WHAT TO PRODUCE =>
From the listing below, extract every line containing "object".

[Figure record extracts]

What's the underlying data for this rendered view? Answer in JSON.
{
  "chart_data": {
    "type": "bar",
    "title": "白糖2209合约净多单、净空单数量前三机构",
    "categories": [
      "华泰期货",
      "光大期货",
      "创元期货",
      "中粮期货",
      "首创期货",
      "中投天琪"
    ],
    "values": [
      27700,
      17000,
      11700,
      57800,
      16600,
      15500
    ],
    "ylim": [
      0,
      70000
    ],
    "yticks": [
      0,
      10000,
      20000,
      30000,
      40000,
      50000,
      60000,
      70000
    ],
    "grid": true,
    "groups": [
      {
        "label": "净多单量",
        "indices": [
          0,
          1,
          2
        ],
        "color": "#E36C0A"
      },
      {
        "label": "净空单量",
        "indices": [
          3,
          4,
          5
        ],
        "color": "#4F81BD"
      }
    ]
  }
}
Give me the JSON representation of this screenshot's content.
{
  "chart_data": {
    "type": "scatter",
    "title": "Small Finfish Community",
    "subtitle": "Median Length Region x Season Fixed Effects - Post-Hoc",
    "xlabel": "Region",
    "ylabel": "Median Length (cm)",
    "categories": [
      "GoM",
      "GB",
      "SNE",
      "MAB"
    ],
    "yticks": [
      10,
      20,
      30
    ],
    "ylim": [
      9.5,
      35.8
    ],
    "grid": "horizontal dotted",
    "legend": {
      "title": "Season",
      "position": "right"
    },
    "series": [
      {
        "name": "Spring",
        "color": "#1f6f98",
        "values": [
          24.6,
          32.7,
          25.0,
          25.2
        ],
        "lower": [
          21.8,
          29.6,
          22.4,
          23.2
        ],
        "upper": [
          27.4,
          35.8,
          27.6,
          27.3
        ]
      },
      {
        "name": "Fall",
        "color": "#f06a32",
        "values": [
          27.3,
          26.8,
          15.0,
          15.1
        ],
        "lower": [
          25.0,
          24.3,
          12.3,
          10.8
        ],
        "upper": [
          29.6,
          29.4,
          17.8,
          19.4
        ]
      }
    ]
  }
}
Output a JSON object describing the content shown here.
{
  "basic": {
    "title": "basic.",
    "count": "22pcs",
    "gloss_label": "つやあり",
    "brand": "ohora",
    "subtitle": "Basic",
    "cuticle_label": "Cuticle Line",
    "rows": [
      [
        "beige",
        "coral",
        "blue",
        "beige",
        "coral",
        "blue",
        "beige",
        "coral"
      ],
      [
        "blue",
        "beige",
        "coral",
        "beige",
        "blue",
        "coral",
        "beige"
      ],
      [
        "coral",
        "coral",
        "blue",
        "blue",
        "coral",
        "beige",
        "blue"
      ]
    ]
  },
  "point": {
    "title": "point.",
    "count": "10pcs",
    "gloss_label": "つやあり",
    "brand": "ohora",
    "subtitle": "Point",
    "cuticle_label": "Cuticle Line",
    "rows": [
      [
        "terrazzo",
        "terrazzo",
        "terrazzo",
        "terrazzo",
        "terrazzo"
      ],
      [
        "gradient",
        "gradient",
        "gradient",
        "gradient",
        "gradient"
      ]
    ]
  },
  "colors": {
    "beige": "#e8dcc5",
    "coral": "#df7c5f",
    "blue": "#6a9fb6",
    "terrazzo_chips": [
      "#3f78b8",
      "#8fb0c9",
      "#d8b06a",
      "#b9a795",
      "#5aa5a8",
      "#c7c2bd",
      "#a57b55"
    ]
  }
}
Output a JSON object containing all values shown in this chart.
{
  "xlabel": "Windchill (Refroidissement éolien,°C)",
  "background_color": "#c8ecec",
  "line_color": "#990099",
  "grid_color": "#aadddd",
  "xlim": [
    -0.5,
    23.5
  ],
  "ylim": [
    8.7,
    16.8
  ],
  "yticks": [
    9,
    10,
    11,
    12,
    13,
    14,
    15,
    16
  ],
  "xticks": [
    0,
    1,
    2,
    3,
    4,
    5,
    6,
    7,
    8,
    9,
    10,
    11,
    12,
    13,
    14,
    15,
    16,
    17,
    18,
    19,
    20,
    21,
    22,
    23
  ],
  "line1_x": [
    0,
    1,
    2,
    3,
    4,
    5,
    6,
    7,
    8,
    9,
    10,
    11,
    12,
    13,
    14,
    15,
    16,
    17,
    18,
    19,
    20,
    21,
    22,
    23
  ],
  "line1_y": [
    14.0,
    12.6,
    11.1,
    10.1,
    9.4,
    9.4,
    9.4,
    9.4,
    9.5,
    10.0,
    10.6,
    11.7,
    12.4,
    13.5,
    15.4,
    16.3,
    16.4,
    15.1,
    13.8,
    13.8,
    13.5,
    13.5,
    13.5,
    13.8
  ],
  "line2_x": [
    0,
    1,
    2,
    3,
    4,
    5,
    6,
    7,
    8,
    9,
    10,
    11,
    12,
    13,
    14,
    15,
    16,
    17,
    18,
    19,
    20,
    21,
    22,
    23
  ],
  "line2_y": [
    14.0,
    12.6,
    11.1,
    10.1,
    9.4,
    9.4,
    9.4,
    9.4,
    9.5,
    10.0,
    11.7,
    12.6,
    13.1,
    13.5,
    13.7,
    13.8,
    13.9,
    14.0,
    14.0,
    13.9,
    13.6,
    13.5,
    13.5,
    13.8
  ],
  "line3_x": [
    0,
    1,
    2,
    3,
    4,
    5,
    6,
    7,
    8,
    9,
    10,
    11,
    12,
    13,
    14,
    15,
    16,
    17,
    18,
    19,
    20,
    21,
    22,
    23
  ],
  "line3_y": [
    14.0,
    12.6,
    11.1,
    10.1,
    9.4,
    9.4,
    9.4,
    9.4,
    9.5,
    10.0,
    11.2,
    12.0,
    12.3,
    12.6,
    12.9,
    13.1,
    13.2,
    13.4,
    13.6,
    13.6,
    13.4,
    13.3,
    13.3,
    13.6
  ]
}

RESULT OF THE EXERCISE =>
Output a JSON object describing the content shown here.
Output a JSON object containing all values shown in this chart.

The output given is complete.